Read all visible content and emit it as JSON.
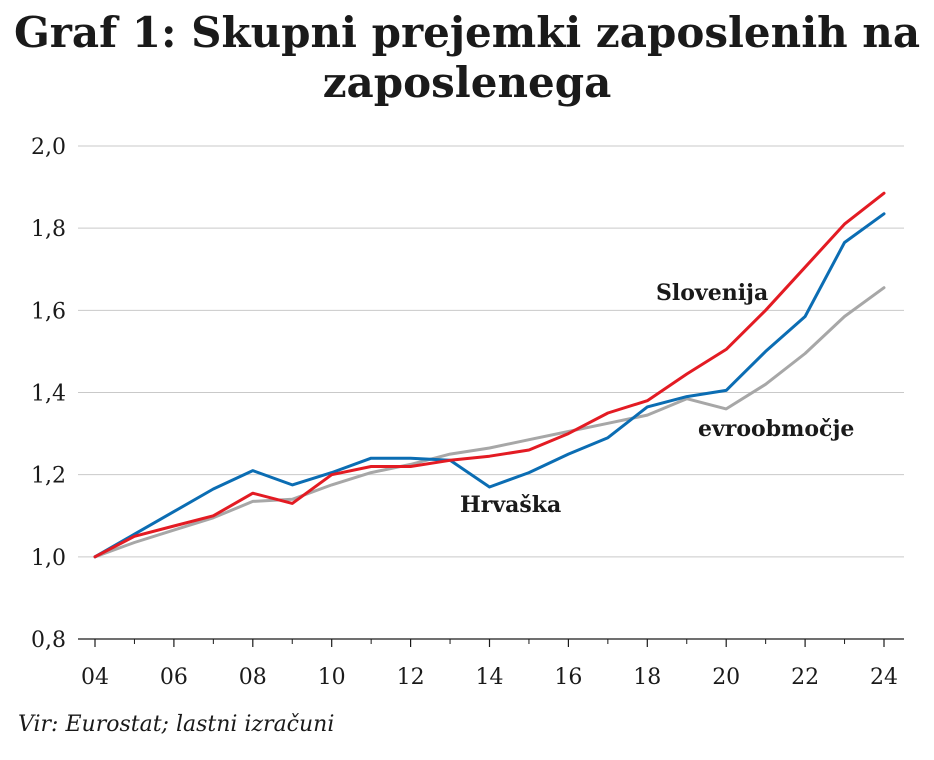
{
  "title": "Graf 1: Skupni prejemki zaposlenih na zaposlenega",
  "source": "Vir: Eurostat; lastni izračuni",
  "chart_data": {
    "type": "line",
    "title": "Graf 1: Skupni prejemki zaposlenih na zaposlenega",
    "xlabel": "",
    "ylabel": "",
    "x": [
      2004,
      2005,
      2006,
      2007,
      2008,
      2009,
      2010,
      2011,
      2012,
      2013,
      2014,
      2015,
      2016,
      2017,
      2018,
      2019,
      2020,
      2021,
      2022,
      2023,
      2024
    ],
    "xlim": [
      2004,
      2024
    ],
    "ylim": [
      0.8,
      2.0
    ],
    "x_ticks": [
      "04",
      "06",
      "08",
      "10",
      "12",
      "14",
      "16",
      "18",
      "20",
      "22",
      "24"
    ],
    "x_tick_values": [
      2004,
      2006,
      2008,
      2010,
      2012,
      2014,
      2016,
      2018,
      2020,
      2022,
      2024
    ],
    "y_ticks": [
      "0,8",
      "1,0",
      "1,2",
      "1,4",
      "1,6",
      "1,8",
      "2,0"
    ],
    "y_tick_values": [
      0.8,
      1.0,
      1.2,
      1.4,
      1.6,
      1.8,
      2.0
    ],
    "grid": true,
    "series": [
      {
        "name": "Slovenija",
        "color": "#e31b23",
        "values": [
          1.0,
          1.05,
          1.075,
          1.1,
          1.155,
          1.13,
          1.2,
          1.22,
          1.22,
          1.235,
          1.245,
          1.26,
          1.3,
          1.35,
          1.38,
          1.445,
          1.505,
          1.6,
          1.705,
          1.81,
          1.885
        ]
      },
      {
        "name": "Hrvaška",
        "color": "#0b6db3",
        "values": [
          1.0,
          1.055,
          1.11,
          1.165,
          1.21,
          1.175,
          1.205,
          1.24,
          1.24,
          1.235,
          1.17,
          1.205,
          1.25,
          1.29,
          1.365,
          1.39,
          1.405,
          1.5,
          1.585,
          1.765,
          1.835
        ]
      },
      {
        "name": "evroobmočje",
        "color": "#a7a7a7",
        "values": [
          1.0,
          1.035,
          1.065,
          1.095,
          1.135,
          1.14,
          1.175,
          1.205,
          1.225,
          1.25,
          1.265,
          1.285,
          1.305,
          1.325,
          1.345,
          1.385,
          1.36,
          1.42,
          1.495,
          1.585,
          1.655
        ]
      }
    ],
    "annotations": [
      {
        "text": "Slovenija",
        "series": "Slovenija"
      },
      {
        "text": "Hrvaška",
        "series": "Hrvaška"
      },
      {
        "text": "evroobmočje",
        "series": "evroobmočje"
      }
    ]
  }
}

—————

Exercise task
Gather every line from the listing above in which the word "Graf" appears.

Solution to this exercise
  "title": "Graf 1: Skupni prejemki zaposlenih na zaposlenega",
    "title": "Graf 1: Skupni prejemki zaposlenih na zaposlenega",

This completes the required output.